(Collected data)
** start **

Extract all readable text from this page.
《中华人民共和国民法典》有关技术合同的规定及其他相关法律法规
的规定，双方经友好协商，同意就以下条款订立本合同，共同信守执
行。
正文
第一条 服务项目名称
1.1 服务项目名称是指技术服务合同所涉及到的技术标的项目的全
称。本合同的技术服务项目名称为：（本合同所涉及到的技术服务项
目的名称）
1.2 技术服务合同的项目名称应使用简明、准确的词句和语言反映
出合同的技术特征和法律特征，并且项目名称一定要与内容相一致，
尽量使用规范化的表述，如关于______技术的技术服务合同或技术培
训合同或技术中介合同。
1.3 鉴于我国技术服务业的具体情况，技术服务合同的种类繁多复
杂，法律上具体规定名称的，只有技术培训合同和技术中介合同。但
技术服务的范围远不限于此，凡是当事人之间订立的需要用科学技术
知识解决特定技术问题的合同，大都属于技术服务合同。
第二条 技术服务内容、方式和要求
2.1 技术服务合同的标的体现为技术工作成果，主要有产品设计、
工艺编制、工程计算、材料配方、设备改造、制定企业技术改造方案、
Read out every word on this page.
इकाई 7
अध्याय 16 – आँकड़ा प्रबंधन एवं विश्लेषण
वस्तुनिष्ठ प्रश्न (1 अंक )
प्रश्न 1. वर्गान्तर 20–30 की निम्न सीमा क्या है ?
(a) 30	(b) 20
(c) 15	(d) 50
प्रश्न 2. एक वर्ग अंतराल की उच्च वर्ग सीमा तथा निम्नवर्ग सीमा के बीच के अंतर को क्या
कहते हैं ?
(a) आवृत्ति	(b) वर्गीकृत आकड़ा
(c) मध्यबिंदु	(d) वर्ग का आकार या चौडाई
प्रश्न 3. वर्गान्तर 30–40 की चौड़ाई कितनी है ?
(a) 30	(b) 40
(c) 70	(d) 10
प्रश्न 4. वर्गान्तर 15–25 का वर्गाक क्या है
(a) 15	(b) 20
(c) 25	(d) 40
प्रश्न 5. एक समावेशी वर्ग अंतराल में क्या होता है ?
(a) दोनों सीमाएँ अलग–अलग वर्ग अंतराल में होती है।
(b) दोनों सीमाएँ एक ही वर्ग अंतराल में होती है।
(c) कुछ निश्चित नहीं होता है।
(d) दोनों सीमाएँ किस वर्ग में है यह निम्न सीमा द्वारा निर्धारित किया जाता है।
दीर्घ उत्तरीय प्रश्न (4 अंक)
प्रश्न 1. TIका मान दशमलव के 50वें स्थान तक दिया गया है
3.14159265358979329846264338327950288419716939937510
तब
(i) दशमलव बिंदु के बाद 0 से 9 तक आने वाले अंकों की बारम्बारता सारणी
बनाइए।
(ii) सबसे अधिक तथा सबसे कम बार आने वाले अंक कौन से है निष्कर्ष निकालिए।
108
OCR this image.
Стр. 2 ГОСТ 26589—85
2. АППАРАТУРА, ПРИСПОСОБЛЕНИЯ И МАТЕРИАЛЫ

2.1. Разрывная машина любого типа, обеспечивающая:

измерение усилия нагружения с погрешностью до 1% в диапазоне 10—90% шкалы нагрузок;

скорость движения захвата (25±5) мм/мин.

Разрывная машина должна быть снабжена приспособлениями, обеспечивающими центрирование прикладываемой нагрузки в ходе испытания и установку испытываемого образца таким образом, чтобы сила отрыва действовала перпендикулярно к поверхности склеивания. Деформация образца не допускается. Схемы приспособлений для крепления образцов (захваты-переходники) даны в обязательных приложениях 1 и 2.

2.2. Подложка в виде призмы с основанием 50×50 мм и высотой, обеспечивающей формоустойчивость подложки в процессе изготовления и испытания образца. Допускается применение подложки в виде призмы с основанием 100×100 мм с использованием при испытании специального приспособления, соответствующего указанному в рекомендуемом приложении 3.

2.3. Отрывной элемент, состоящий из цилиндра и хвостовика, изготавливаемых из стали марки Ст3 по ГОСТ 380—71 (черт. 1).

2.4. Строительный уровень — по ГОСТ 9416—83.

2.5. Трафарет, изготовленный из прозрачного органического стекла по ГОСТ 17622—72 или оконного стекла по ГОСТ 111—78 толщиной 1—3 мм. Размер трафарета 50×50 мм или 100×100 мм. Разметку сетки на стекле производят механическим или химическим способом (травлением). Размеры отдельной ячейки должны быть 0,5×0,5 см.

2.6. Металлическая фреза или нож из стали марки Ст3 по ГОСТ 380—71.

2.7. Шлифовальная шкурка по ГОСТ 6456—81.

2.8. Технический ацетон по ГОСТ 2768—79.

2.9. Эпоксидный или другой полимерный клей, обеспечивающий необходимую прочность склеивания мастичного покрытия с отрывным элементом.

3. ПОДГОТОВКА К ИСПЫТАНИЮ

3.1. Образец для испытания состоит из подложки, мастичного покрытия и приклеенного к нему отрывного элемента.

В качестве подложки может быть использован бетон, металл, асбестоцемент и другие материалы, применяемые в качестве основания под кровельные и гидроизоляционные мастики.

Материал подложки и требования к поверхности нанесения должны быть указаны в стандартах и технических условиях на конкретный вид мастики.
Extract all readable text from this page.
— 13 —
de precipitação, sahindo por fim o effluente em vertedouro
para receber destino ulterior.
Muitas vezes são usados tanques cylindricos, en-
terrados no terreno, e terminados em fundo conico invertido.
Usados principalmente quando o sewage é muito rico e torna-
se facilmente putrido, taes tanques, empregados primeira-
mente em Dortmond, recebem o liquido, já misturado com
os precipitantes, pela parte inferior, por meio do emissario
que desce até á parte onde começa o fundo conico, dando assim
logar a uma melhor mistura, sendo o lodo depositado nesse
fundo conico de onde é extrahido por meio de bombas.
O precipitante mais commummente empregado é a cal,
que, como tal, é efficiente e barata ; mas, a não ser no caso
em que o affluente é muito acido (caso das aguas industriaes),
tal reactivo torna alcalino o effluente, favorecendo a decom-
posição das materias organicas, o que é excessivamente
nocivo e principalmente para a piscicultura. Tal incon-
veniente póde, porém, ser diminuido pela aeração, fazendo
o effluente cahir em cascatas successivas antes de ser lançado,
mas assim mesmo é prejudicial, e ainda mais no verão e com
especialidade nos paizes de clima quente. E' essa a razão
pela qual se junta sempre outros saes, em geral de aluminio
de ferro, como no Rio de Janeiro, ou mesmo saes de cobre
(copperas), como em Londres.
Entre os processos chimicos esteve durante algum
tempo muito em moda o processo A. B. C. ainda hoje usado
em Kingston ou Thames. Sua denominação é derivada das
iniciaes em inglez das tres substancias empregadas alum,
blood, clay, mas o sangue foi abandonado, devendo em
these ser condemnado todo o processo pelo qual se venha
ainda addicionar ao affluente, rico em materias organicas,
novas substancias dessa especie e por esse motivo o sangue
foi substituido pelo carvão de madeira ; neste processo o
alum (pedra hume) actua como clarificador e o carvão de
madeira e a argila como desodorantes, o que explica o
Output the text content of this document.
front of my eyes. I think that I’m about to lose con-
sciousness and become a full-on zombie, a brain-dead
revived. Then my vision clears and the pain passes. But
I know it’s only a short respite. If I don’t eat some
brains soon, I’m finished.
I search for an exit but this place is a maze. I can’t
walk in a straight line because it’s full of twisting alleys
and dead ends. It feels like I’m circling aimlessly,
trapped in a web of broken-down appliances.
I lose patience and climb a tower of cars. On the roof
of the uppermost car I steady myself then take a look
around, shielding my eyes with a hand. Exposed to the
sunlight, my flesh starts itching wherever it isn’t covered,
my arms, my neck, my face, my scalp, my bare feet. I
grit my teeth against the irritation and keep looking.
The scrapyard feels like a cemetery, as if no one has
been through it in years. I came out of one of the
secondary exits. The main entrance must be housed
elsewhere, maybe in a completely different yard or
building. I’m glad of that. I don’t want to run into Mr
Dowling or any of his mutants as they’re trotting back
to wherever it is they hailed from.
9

** end **

▶ [Stated problem] Gather up every line from the listing above in which the word "saes" occurs.

▶ [Completed exercise]
pela qual se junta sempre outros saes, em geral de aluminio
de ferro, como no Rio de Janeiro, ou mesmo saes de cobre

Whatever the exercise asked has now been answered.